▸ **Directions**
Show every line of the records below that contains the word "过度修整".

--------------------------------------------------

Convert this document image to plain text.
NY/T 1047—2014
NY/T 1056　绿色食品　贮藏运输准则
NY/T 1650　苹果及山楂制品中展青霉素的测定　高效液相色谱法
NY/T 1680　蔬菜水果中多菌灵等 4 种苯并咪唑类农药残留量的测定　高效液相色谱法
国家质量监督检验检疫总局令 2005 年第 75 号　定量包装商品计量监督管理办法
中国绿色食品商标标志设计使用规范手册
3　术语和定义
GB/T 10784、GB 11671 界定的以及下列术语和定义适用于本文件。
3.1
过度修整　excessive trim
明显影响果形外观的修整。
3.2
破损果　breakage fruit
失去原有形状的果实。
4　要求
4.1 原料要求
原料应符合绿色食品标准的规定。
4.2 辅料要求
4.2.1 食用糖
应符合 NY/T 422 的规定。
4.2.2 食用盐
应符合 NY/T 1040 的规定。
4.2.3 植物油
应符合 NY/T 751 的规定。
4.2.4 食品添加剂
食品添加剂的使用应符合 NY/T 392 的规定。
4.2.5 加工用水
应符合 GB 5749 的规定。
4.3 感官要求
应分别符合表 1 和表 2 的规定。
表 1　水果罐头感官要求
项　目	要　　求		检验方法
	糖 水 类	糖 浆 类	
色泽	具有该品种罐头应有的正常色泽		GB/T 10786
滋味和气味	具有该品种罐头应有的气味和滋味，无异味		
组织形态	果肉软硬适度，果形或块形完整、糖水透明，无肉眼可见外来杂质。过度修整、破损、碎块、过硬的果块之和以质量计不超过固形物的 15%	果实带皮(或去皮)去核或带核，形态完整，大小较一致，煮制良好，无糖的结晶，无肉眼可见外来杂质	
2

--------------------------------------------------

▸ **Result**
过度修整　excessive trim
组织形态	果肉软硬适度，果形或块形完整、糖水透明，无肉眼可见外来杂质。过度修整、破损、碎块、过硬的果块之和以质量计不超过固形物的 15%	果实带皮(或去皮)去核或带核，形态完整，大小较一致，煮制良好，无糖的结晶，无肉眼可见外来杂质	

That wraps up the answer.